**EXERCISE:**
Reproduce the whole listing, character for character.
** Start RECORDS **
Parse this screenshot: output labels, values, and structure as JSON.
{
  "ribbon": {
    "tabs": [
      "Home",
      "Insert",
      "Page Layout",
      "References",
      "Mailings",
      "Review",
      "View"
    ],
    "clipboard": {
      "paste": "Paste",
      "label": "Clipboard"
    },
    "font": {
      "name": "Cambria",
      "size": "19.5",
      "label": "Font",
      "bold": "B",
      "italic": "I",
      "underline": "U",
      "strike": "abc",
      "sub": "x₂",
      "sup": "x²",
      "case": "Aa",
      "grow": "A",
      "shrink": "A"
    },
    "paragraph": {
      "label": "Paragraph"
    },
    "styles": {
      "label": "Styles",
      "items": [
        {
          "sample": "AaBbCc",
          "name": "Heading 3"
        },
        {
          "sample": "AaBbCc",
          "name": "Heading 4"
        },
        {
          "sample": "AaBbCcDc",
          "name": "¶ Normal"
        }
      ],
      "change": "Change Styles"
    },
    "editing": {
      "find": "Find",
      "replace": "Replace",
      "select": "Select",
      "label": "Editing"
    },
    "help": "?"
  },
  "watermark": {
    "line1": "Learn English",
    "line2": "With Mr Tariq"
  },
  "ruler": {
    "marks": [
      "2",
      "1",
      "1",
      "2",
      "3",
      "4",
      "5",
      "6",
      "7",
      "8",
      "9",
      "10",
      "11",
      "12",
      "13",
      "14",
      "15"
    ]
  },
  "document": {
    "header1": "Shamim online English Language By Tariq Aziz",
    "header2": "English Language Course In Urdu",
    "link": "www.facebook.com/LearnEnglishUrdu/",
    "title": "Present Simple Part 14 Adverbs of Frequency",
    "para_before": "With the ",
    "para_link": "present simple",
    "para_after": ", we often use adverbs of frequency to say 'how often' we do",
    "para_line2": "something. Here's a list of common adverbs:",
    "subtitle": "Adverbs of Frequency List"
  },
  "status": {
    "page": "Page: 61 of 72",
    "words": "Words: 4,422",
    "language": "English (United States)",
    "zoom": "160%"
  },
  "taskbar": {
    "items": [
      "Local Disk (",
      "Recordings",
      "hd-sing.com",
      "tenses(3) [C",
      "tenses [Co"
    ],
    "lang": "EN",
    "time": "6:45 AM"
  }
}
** End RECORDS **
**ANSWER TO THE PROBLEM:**
Parse this screenshot: output labels, values, and structure as JSON.
{
  "ribbon": {
    "tabs": [
      "Home",
      "Insert",
      "Page Layout",
      "References",
      "Mailings",
      "Review",
      "View"
    ],
    "clipboard": {
      "paste": "Paste",
      "label": "Clipboard"
    },
    "font": {
      "name": "Cambria",
      "size": "19.5",
      "label": "Font",
      "bold": "B",
      "italic": "I",
      "underline": "U",
      "strike": "abc",
      "sub": "x₂",
      "sup": "x²",
      "case": "Aa",
      "grow": "A",
      "shrink": "A"
    },
    "paragraph": {
      "label": "Paragraph"
    },
    "styles": {
      "label": "Styles",
      "items": [
        {
          "sample": "AaBbCc",
          "name": "Heading 3"
        },
        {
          "sample": "AaBbCc",
          "name": "Heading 4"
        },
        {
          "sample": "AaBbCcDc",
          "name": "¶ Normal"
        }
      ],
      "change": "Change Styles"
    },
    "editing": {
      "find": "Find",
      "replace": "Replace",
      "select": "Select",
      "label": "Editing"
    },
    "help": "?"
  },
  "watermark": {
    "line1": "Learn English",
    "line2": "With Mr Tariq"
  },
  "ruler": {
    "marks": [
      "2",
      "1",
      "1",
      "2",
      "3",
      "4",
      "5",
      "6",
      "7",
      "8",
      "9",
      "10",
      "11",
      "12",
      "13",
      "14",
      "15"
    ]
  },
  "document": {
    "header1": "Shamim online English Language By Tariq Aziz",
    "header2": "English Language Course In Urdu",
    "link": "www.facebook.com/LearnEnglishUrdu/",
    "title": "Present Simple Part 14 Adverbs of Frequency",
    "para_before": "With the ",
    "para_link": "present simple",
    "para_after": ", we often use adverbs of frequency to say 'how often' we do",
    "para_line2": "something. Here's a list of common adverbs:",
    "subtitle": "Adverbs of Frequency List"
  },
  "status": {
    "page": "Page: 61 of 72",
    "words": "Words: 4,422",
    "language": "English (United States)",
    "zoom": "160%"
  },
  "taskbar": {
    "items": [
      "Local Disk (",
      "Recordings",
      "hd-sing.com",
      "tenses(3) [C",
      "tenses [Co"
    ],
    "lang": "EN",
    "time": "6:45 AM"
  }
}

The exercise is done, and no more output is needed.